Items from a dataset:
========
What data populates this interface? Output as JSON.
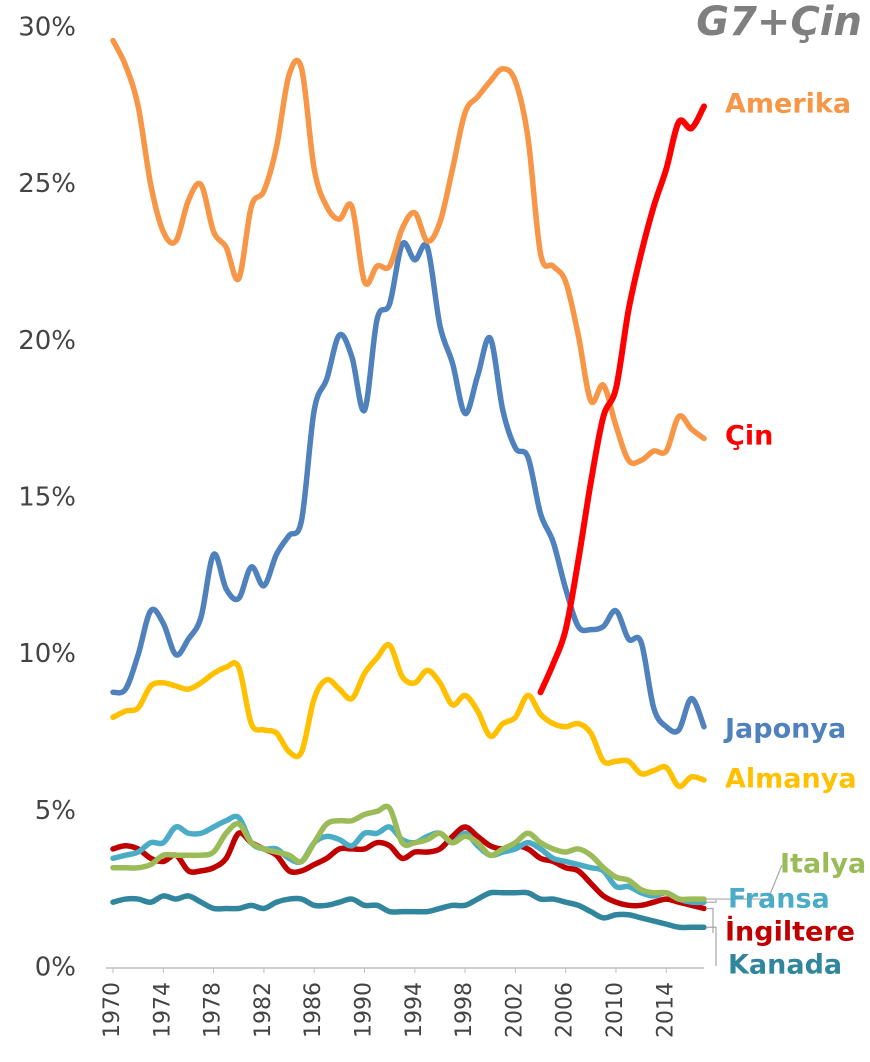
{
  "chart_data": {
    "type": "line",
    "title": "G7+Çin",
    "x": [
      1970,
      1971,
      1972,
      1973,
      1974,
      1975,
      1976,
      1977,
      1978,
      1979,
      1980,
      1981,
      1982,
      1983,
      1984,
      1985,
      1986,
      1987,
      1988,
      1989,
      1990,
      1991,
      1992,
      1993,
      1994,
      1995,
      1996,
      1997,
      1998,
      1999,
      2000,
      2001,
      2002,
      2003,
      2004,
      2005,
      2006,
      2007,
      2008,
      2009,
      2010,
      2011,
      2012,
      2013,
      2014,
      2015,
      2016,
      2017
    ],
    "xlim": [
      1970,
      2017
    ],
    "xticks": [
      1970,
      1974,
      1978,
      1982,
      1986,
      1990,
      1994,
      1998,
      2002,
      2006,
      2010,
      2014
    ],
    "ylim": [
      0,
      30
    ],
    "yticks": [
      {
        "value": 0,
        "label": "0%"
      },
      {
        "value": 5,
        "label": "5%"
      },
      {
        "value": 10,
        "label": "10%"
      },
      {
        "value": 15,
        "label": "15%"
      },
      {
        "value": 20,
        "label": "20%"
      },
      {
        "value": 25,
        "label": "25%"
      },
      {
        "value": 30,
        "label": "30%"
      }
    ],
    "series": [
      {
        "name": "Amerika",
        "color": "#f79646",
        "values": [
          29.6,
          28.8,
          27.5,
          25,
          23.5,
          23.2,
          24.5,
          25,
          23.5,
          23,
          22,
          24.3,
          24.8,
          26.2,
          28.5,
          28.7,
          25.5,
          24.3,
          23.9,
          24.3,
          21.9,
          22.4,
          22.4,
          23.6,
          24.1,
          23.2,
          23.8,
          25.5,
          27.3,
          27.8,
          28.3,
          28.7,
          28.3,
          26.5,
          22.8,
          22.4,
          21.9,
          20.2,
          18.1,
          18.6,
          17.3,
          16.2,
          16.2,
          16.5,
          16.5,
          17.6,
          17.2,
          16.9
        ]
      },
      {
        "name": "Çin",
        "color": "#ff0000",
        "values": [
          null,
          null,
          null,
          null,
          null,
          null,
          null,
          null,
          null,
          null,
          null,
          null,
          null,
          null,
          null,
          null,
          null,
          null,
          null,
          null,
          null,
          null,
          null,
          null,
          null,
          null,
          null,
          null,
          null,
          null,
          null,
          null,
          null,
          null,
          8.8,
          9.7,
          10.8,
          13,
          15.5,
          17.6,
          18.5,
          21,
          22.8,
          24.3,
          25.5,
          27,
          26.8,
          27.5
        ]
      },
      {
        "name": "Japonya",
        "color": "#4f81bd",
        "values": [
          8.8,
          8.9,
          10,
          11.4,
          11,
          10,
          10.5,
          11.2,
          13.2,
          12.1,
          11.8,
          12.8,
          12.2,
          13.2,
          13.8,
          14.3,
          17.8,
          18.8,
          20.2,
          19.5,
          17.8,
          20.7,
          21.2,
          23.1,
          22.6,
          23,
          20.5,
          19.3,
          17.7,
          18.9,
          20.1,
          17.8,
          16.6,
          16.3,
          14.5,
          13.6,
          12.1,
          10.9,
          10.8,
          10.9,
          11.4,
          10.5,
          10.4,
          8.3,
          7.7,
          7.6,
          8.6,
          7.7
        ]
      },
      {
        "name": "Almanya",
        "color": "#ffc000",
        "values": [
          8,
          8.2,
          8.3,
          9,
          9.1,
          9,
          8.9,
          9.1,
          9.4,
          9.6,
          9.6,
          7.8,
          7.6,
          7.5,
          6.9,
          6.9,
          8.6,
          9.2,
          8.9,
          8.6,
          9.4,
          9.9,
          10.3,
          9.3,
          9.1,
          9.5,
          9.1,
          8.4,
          8.7,
          8.2,
          7.4,
          7.8,
          8,
          8.7,
          8.1,
          7.8,
          7.7,
          7.8,
          7.5,
          6.6,
          6.6,
          6.6,
          6.2,
          6.3,
          6.4,
          5.8,
          6.1,
          6
        ]
      },
      {
        "name": "Italya",
        "color": "#9bbb59",
        "values": [
          3.2,
          3.2,
          3.2,
          3.3,
          3.6,
          3.6,
          3.6,
          3.6,
          3.7,
          4.3,
          4.6,
          4,
          3.8,
          3.7,
          3.6,
          3.4,
          4,
          4.6,
          4.7,
          4.7,
          4.9,
          5,
          5.1,
          4,
          4,
          4.1,
          4.3,
          4,
          4.2,
          4,
          3.6,
          3.8,
          4,
          4.3,
          4,
          3.8,
          3.7,
          3.8,
          3.6,
          3.2,
          2.9,
          2.8,
          2.5,
          2.4,
          2.4,
          2.2,
          2.2,
          2.2
        ]
      },
      {
        "name": "Fransa",
        "color": "#4bacc6",
        "values": [
          3.5,
          3.6,
          3.7,
          4,
          4,
          4.5,
          4.3,
          4.3,
          4.5,
          4.7,
          4.8,
          4,
          3.8,
          3.8,
          3.5,
          3.4,
          4,
          4.2,
          4.1,
          3.9,
          4.3,
          4.3,
          4.5,
          4.1,
          4,
          4.2,
          4.3,
          4,
          4.3,
          3.9,
          3.6,
          3.7,
          3.8,
          4,
          3.8,
          3.5,
          3.4,
          3.3,
          3.2,
          3.1,
          2.6,
          2.6,
          2.4,
          2.3,
          2.4,
          2.2,
          2.1,
          2.1
        ]
      },
      {
        "name": "İngiltere",
        "color": "#c00000",
        "values": [
          3.8,
          3.9,
          3.8,
          3.5,
          3.4,
          3.6,
          3.1,
          3.1,
          3.2,
          3.5,
          4.3,
          4,
          3.8,
          3.6,
          3.1,
          3.1,
          3.3,
          3.5,
          3.8,
          3.8,
          3.8,
          4,
          3.9,
          3.5,
          3.7,
          3.7,
          3.8,
          4.2,
          4.5,
          4.2,
          3.9,
          3.8,
          3.9,
          3.8,
          3.5,
          3.4,
          3.2,
          3.1,
          2.7,
          2.3,
          2.1,
          2,
          2,
          2.1,
          2.2,
          2.1,
          2,
          1.9
        ]
      },
      {
        "name": "Kanada",
        "color": "#31859c",
        "values": [
          2.1,
          2.2,
          2.2,
          2.1,
          2.3,
          2.2,
          2.3,
          2.1,
          1.9,
          1.9,
          1.9,
          2,
          1.9,
          2.1,
          2.2,
          2.2,
          2,
          2,
          2.1,
          2.2,
          2,
          2,
          1.8,
          1.8,
          1.8,
          1.8,
          1.9,
          2,
          2,
          2.2,
          2.4,
          2.4,
          2.4,
          2.4,
          2.2,
          2.2,
          2.1,
          2,
          1.8,
          1.6,
          1.7,
          1.7,
          1.6,
          1.5,
          1.4,
          1.3,
          1.3,
          1.3
        ]
      }
    ]
  }
}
========
* _To be done_: Reproduce the listing word for word and omit its pictures.

* _Task solution_:
What data populates this interface? Output as JSON.
{
  "chart_data": {
    "type": "line",
    "title": "G7+Çin",
    "x": [
      1970,
      1971,
      1972,
      1973,
      1974,
      1975,
      1976,
      1977,
      1978,
      1979,
      1980,
      1981,
      1982,
      1983,
      1984,
      1985,
      1986,
      1987,
      1988,
      1989,
      1990,
      1991,
      1992,
      1993,
      1994,
      1995,
      1996,
      1997,
      1998,
      1999,
      2000,
      2001,
      2002,
      2003,
      2004,
      2005,
      2006,
      2007,
      2008,
      2009,
      2010,
      2011,
      2012,
      2013,
      2014,
      2015,
      2016,
      2017
    ],
    "xlim": [
      1970,
      2017
    ],
    "xticks": [
      1970,
      1974,
      1978,
      1982,
      1986,
      1990,
      1994,
      1998,
      2002,
      2006,
      2010,
      2014
    ],
    "ylim": [
      0,
      30
    ],
    "yticks": [
      {
        "value": 0,
        "label": "0%"
      },
      {
        "value": 5,
        "label": "5%"
      },
      {
        "value": 10,
        "label": "10%"
      },
      {
        "value": 15,
        "label": "15%"
      },
      {
        "value": 20,
        "label": "20%"
      },
      {
        "value": 25,
        "label": "25%"
      },
      {
        "value": 30,
        "label": "30%"
      }
    ],
    "series": [
      {
        "name": "Amerika",
        "color": "#f79646",
        "values": [
          29.6,
          28.8,
          27.5,
          25,
          23.5,
          23.2,
          24.5,
          25,
          23.5,
          23,
          22,
          24.3,
          24.8,
          26.2,
          28.5,
          28.7,
          25.5,
          24.3,
          23.9,
          24.3,
          21.9,
          22.4,
          22.4,
          23.6,
          24.1,
          23.2,
          23.8,
          25.5,
          27.3,
          27.8,
          28.3,
          28.7,
          28.3,
          26.5,
          22.8,
          22.4,
          21.9,
          20.2,
          18.1,
          18.6,
          17.3,
          16.2,
          16.2,
          16.5,
          16.5,
          17.6,
          17.2,
          16.9
        ]
      },
      {
        "name": "Çin",
        "color": "#ff0000",
        "values": [
          null,
          null,
          null,
          null,
          null,
          null,
          null,
          null,
          null,
          null,
          null,
          null,
          null,
          null,
          null,
          null,
          null,
          null,
          null,
          null,
          null,
          null,
          null,
          null,
          null,
          null,
          null,
          null,
          null,
          null,
          null,
          null,
          null,
          null,
          8.8,
          9.7,
          10.8,
          13,
          15.5,
          17.6,
          18.5,
          21,
          22.8,
          24.3,
          25.5,
          27,
          26.8,
          27.5
        ]
      },
      {
        "name": "Japonya",
        "color": "#4f81bd",
        "values": [
          8.8,
          8.9,
          10,
          11.4,
          11,
          10,
          10.5,
          11.2,
          13.2,
          12.1,
          11.8,
          12.8,
          12.2,
          13.2,
          13.8,
          14.3,
          17.8,
          18.8,
          20.2,
          19.5,
          17.8,
          20.7,
          21.2,
          23.1,
          22.6,
          23,
          20.5,
          19.3,
          17.7,
          18.9,
          20.1,
          17.8,
          16.6,
          16.3,
          14.5,
          13.6,
          12.1,
          10.9,
          10.8,
          10.9,
          11.4,
          10.5,
          10.4,
          8.3,
          7.7,
          7.6,
          8.6,
          7.7
        ]
      },
      {
        "name": "Almanya",
        "color": "#ffc000",
        "values": [
          8,
          8.2,
          8.3,
          9,
          9.1,
          9,
          8.9,
          9.1,
          9.4,
          9.6,
          9.6,
          7.8,
          7.6,
          7.5,
          6.9,
          6.9,
          8.6,
          9.2,
          8.9,
          8.6,
          9.4,
          9.9,
          10.3,
          9.3,
          9.1,
          9.5,
          9.1,
          8.4,
          8.7,
          8.2,
          7.4,
          7.8,
          8,
          8.7,
          8.1,
          7.8,
          7.7,
          7.8,
          7.5,
          6.6,
          6.6,
          6.6,
          6.2,
          6.3,
          6.4,
          5.8,
          6.1,
          6
        ]
      },
      {
        "name": "Italya",
        "color": "#9bbb59",
        "values": [
          3.2,
          3.2,
          3.2,
          3.3,
          3.6,
          3.6,
          3.6,
          3.6,
          3.7,
          4.3,
          4.6,
          4,
          3.8,
          3.7,
          3.6,
          3.4,
          4,
          4.6,
          4.7,
          4.7,
          4.9,
          5,
          5.1,
          4,
          4,
          4.1,
          4.3,
          4,
          4.2,
          4,
          3.6,
          3.8,
          4,
          4.3,
          4,
          3.8,
          3.7,
          3.8,
          3.6,
          3.2,
          2.9,
          2.8,
          2.5,
          2.4,
          2.4,
          2.2,
          2.2,
          2.2
        ]
      },
      {
        "name": "Fransa",
        "color": "#4bacc6",
        "values": [
          3.5,
          3.6,
          3.7,
          4,
          4,
          4.5,
          4.3,
          4.3,
          4.5,
          4.7,
          4.8,
          4,
          3.8,
          3.8,
          3.5,
          3.4,
          4,
          4.2,
          4.1,
          3.9,
          4.3,
          4.3,
          4.5,
          4.1,
          4,
          4.2,
          4.3,
          4,
          4.3,
          3.9,
          3.6,
          3.7,
          3.8,
          4,
          3.8,
          3.5,
          3.4,
          3.3,
          3.2,
          3.1,
          2.6,
          2.6,
          2.4,
          2.3,
          2.4,
          2.2,
          2.1,
          2.1
        ]
      },
      {
        "name": "İngiltere",
        "color": "#c00000",
        "values": [
          3.8,
          3.9,
          3.8,
          3.5,
          3.4,
          3.6,
          3.1,
          3.1,
          3.2,
          3.5,
          4.3,
          4,
          3.8,
          3.6,
          3.1,
          3.1,
          3.3,
          3.5,
          3.8,
          3.8,
          3.8,
          4,
          3.9,
          3.5,
          3.7,
          3.7,
          3.8,
          4.2,
          4.5,
          4.2,
          3.9,
          3.8,
          3.9,
          3.8,
          3.5,
          3.4,
          3.2,
          3.1,
          2.7,
          2.3,
          2.1,
          2,
          2,
          2.1,
          2.2,
          2.1,
          2,
          1.9
        ]
      },
      {
        "name": "Kanada",
        "color": "#31859c",
        "values": [
          2.1,
          2.2,
          2.2,
          2.1,
          2.3,
          2.2,
          2.3,
          2.1,
          1.9,
          1.9,
          1.9,
          2,
          1.9,
          2.1,
          2.2,
          2.2,
          2,
          2,
          2.1,
          2.2,
          2,
          2,
          1.8,
          1.8,
          1.8,
          1.8,
          1.9,
          2,
          2,
          2.2,
          2.4,
          2.4,
          2.4,
          2.4,
          2.2,
          2.2,
          2.1,
          2,
          1.8,
          1.6,
          1.7,
          1.7,
          1.6,
          1.5,
          1.4,
          1.3,
          1.3,
          1.3
        ]
      }
    ]
  }
}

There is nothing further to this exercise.